─── INFORMATION PROVIDED ───

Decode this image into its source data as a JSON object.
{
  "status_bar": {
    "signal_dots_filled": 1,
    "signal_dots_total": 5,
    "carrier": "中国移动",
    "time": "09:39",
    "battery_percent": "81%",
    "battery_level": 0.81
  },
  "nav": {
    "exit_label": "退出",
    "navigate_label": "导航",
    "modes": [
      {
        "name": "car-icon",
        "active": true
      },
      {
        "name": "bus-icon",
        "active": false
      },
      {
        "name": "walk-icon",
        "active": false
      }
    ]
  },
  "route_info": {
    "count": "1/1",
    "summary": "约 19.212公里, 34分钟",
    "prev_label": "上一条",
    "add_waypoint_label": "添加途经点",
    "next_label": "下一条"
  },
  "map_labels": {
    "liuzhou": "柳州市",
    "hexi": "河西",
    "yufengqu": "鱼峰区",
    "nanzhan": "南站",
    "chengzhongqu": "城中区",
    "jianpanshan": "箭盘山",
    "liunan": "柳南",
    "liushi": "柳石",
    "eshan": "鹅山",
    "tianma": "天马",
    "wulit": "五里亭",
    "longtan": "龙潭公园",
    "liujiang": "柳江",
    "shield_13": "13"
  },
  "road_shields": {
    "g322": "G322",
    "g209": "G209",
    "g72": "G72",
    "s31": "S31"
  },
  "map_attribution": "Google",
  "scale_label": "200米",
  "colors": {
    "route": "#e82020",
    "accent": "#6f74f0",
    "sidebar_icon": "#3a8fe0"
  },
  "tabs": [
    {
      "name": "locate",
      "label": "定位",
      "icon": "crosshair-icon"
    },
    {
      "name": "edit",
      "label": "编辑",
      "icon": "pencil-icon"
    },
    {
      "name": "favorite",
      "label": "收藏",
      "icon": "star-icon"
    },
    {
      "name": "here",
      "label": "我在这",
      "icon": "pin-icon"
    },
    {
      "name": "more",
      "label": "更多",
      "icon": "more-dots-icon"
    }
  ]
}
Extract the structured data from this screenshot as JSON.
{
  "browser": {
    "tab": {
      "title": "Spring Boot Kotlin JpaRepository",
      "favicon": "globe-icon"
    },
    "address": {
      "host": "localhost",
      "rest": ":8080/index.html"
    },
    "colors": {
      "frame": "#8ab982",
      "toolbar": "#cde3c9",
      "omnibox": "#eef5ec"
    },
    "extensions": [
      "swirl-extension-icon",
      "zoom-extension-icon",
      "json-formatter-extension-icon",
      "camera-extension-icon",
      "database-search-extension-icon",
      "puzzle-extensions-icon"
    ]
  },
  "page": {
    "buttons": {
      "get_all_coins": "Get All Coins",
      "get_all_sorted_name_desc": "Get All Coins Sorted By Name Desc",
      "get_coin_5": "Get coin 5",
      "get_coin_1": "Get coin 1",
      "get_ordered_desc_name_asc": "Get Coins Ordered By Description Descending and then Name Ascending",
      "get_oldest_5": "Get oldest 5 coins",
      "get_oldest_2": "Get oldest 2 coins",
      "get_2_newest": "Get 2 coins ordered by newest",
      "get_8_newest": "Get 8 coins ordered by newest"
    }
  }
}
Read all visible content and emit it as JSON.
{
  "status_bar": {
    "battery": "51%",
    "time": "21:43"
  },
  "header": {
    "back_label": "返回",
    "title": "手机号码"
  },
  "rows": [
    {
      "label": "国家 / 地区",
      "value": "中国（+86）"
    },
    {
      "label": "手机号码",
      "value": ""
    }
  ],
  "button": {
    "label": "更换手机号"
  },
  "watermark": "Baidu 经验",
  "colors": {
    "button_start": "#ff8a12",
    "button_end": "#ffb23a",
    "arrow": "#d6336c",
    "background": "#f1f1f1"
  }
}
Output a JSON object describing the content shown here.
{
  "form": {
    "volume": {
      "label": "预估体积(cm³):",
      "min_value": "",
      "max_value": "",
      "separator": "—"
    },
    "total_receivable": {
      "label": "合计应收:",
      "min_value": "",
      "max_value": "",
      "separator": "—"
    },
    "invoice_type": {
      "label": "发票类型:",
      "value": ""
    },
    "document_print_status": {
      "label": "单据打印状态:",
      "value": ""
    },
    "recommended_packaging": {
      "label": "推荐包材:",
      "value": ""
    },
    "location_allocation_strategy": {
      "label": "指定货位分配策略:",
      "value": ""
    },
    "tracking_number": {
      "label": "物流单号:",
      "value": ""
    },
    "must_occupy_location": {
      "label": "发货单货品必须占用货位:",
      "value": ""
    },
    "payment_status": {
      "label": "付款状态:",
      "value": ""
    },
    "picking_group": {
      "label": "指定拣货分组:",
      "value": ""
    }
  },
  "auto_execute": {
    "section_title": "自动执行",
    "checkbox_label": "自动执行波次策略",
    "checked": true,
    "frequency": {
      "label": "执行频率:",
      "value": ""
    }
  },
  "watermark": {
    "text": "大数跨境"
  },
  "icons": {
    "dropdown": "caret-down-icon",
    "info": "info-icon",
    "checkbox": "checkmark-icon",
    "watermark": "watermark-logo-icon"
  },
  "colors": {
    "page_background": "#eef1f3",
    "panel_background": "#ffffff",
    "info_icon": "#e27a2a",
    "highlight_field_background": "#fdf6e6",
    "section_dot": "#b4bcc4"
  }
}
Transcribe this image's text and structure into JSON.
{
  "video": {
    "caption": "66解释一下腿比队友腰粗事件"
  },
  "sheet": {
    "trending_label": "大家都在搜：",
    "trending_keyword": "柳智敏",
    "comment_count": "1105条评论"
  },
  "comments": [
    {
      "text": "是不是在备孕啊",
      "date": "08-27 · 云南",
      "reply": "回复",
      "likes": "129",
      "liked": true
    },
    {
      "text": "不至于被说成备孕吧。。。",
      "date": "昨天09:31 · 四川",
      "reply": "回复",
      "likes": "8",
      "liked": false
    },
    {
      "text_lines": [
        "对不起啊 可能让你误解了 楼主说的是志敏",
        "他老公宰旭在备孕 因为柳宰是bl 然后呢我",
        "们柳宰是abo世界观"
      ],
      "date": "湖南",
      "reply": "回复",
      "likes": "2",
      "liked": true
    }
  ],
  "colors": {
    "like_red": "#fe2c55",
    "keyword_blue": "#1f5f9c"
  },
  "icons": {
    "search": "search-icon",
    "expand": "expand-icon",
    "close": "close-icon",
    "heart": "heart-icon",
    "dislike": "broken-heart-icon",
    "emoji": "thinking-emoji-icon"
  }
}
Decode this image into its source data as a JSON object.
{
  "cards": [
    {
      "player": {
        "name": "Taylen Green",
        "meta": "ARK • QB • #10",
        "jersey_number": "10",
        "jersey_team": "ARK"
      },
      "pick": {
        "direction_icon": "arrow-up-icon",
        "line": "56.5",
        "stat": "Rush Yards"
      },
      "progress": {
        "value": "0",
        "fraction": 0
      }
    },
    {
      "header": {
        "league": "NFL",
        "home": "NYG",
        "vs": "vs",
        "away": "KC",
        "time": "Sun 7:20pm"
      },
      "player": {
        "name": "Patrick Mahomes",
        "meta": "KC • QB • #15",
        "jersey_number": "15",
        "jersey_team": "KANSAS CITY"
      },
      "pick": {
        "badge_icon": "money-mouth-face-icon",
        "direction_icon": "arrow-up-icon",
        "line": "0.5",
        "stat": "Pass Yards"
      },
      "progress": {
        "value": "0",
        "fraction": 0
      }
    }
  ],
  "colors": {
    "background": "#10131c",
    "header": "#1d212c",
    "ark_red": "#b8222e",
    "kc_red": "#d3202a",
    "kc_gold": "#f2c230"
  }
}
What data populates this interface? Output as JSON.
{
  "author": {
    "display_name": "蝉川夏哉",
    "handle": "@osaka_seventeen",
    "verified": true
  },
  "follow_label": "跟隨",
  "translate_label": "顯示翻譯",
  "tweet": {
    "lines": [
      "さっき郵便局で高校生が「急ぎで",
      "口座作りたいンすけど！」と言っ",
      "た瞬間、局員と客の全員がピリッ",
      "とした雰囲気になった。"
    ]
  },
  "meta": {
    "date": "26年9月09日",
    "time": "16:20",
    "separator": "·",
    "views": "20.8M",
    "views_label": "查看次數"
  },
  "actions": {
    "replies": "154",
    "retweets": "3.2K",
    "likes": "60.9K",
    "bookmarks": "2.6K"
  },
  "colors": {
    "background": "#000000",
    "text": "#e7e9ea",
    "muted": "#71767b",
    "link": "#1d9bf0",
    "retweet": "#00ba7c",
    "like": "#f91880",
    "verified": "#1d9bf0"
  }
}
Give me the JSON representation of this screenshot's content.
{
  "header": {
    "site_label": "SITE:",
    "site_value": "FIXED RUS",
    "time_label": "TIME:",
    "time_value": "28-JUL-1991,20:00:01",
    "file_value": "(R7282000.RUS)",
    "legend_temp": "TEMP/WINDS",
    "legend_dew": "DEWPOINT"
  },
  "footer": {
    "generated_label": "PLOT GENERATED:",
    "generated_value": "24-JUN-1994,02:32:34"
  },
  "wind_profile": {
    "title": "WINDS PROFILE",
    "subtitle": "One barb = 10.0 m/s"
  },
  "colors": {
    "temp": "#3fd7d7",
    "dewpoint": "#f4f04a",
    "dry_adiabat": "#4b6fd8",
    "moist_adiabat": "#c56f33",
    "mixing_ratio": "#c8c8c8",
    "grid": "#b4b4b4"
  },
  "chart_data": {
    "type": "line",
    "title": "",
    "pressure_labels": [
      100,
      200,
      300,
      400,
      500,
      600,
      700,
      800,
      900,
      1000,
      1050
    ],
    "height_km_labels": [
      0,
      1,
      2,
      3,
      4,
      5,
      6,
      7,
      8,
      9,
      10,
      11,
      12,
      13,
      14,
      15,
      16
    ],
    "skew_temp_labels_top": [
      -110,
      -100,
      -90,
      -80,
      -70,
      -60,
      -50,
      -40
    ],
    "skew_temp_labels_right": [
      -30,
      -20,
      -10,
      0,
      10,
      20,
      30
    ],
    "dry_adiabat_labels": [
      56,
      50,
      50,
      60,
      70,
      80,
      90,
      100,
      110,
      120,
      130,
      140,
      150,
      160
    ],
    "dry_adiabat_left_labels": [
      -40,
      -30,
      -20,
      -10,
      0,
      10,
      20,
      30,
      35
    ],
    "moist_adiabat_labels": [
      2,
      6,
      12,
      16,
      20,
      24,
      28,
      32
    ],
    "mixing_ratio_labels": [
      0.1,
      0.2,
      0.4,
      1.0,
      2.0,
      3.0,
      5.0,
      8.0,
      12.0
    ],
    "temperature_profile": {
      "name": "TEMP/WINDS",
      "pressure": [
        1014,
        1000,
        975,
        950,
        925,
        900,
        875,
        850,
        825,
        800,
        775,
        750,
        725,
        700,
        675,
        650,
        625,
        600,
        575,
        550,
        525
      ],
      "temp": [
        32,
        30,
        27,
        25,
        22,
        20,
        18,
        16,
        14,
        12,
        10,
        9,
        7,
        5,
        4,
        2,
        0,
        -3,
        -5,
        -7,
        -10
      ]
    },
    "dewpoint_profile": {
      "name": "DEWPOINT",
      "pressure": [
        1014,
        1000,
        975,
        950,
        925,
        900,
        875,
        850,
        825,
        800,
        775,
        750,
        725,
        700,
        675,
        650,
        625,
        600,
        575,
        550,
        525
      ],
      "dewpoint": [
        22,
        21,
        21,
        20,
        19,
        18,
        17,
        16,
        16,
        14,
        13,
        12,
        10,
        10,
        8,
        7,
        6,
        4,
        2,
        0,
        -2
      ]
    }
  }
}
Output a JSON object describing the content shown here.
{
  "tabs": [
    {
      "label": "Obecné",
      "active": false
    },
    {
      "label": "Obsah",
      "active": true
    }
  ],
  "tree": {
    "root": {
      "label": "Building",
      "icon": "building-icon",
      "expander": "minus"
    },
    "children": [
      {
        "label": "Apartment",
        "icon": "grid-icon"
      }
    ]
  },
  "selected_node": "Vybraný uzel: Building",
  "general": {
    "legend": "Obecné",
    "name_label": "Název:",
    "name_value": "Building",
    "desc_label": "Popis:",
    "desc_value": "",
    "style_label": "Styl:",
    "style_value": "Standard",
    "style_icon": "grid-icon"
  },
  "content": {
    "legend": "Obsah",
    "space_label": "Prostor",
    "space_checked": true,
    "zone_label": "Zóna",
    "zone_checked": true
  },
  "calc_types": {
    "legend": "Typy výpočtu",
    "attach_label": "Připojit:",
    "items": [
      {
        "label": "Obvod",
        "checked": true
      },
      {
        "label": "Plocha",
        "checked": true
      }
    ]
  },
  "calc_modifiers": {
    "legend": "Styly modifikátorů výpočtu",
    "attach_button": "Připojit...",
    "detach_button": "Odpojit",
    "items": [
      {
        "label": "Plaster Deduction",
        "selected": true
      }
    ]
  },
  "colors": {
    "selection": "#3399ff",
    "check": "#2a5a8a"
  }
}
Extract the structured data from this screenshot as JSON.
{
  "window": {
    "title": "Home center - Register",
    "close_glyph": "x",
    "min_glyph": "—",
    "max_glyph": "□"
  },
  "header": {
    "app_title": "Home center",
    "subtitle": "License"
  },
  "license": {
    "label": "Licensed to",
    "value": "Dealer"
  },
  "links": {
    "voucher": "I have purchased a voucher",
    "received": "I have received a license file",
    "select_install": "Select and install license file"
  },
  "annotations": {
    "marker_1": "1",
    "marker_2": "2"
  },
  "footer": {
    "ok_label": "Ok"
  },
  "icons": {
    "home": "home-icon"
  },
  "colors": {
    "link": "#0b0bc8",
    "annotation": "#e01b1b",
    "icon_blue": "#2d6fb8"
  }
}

───

BRIEF:
Return each line of the listing that holds the string "subtitle".

THE ANSWER:
    "subtitle": "One barb = 10.0 m/s"
    "subtitle": "License"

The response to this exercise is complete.